Dataset extract:
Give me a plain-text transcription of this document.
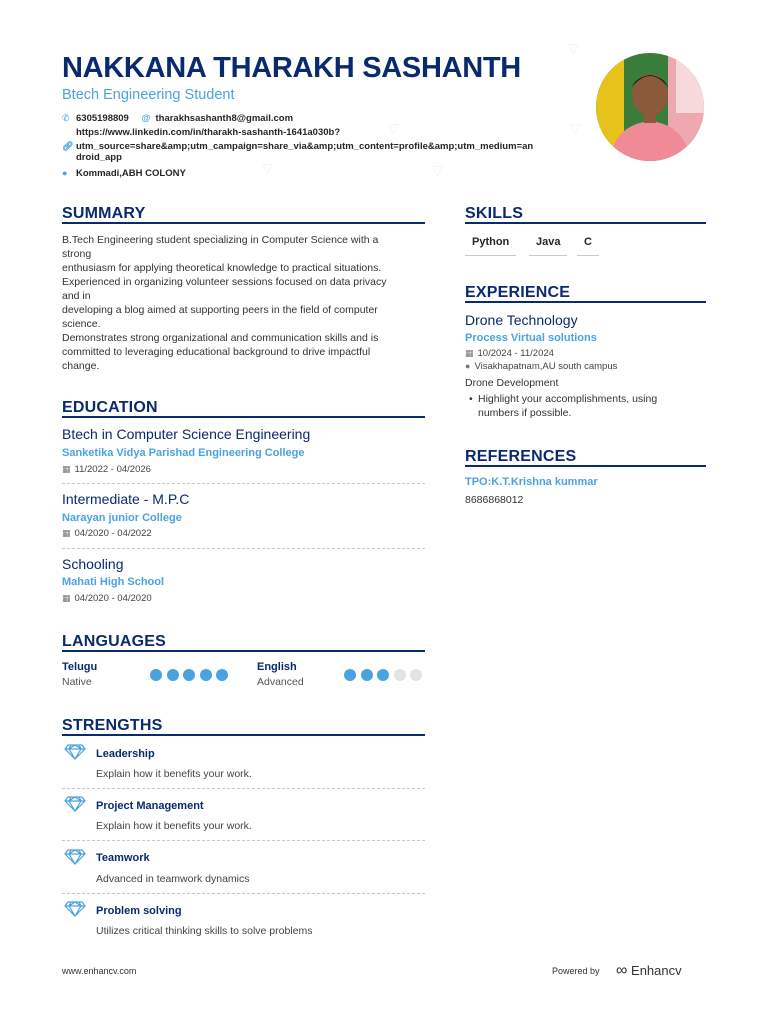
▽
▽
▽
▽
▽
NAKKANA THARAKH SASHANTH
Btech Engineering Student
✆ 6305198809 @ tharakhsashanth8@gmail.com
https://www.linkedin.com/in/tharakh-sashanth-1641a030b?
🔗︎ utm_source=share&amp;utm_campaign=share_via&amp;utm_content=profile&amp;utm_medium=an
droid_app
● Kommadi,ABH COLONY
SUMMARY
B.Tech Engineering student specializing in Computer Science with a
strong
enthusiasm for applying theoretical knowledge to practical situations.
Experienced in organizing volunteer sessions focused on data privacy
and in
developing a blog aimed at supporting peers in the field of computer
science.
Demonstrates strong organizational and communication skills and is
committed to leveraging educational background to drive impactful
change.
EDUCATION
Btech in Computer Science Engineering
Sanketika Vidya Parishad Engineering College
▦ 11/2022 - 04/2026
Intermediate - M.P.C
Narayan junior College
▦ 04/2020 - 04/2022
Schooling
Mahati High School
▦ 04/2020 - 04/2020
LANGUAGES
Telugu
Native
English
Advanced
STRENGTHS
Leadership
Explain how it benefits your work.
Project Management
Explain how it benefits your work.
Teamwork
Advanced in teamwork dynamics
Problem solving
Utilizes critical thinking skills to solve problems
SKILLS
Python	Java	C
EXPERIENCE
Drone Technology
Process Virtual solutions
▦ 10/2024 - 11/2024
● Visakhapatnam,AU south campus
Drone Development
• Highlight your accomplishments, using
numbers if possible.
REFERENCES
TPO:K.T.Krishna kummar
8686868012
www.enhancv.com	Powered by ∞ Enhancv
---
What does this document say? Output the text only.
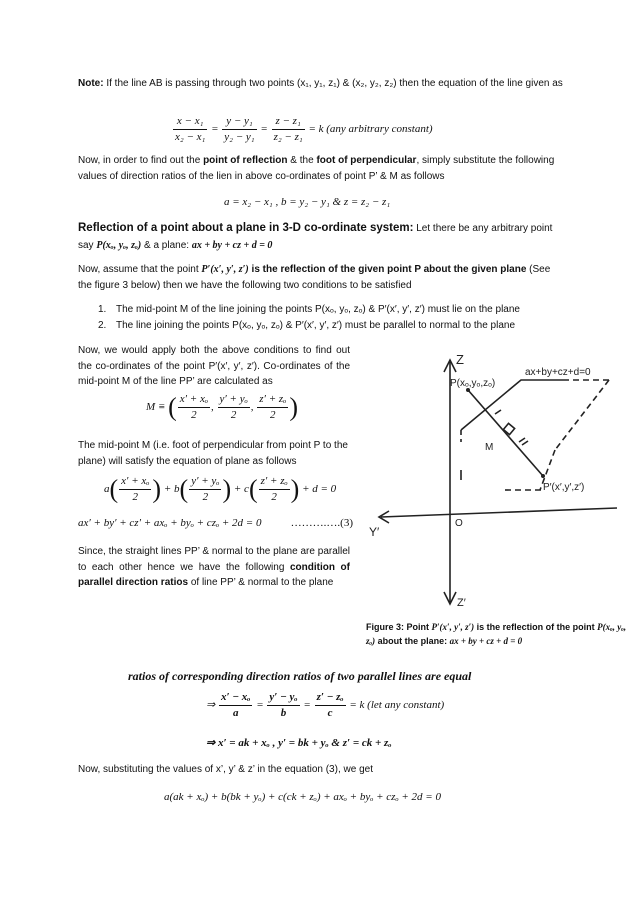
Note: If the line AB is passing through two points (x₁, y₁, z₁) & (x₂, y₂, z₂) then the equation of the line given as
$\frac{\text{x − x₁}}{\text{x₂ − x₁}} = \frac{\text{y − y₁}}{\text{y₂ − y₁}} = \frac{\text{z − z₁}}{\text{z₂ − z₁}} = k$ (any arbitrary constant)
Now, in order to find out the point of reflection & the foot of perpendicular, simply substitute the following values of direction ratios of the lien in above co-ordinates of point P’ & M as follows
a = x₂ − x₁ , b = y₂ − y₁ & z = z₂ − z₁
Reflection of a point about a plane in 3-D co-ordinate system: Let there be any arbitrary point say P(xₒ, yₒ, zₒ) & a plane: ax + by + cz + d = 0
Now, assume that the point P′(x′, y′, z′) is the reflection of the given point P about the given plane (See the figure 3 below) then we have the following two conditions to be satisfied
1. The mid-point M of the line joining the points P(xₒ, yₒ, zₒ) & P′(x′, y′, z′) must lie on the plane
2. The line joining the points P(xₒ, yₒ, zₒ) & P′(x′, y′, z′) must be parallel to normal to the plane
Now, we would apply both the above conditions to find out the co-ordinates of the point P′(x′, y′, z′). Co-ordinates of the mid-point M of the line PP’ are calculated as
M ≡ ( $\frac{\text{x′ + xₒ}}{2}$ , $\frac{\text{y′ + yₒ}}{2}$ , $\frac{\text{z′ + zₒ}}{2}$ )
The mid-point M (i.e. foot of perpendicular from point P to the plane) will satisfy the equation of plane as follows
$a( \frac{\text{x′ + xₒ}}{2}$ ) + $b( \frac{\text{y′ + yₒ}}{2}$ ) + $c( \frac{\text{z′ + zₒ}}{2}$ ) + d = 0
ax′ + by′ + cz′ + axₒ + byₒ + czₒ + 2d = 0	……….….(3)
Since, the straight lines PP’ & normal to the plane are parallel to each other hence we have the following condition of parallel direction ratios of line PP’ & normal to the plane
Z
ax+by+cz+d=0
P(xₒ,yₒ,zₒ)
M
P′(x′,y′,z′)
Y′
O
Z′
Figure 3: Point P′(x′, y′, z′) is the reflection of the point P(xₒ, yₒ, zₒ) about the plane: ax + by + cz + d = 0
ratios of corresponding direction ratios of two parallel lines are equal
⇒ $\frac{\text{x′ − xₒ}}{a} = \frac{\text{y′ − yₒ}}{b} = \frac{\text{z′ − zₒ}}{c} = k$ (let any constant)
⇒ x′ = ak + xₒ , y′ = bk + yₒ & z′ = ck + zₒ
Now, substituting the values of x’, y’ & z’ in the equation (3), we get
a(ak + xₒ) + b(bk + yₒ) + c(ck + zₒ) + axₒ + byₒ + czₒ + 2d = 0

What the exercise asks: All lines holding the word "document" should be picked out and copied.

Solution to this exercise:
Give me a plain-text transcription of this document.
What does this document say? Output the text only.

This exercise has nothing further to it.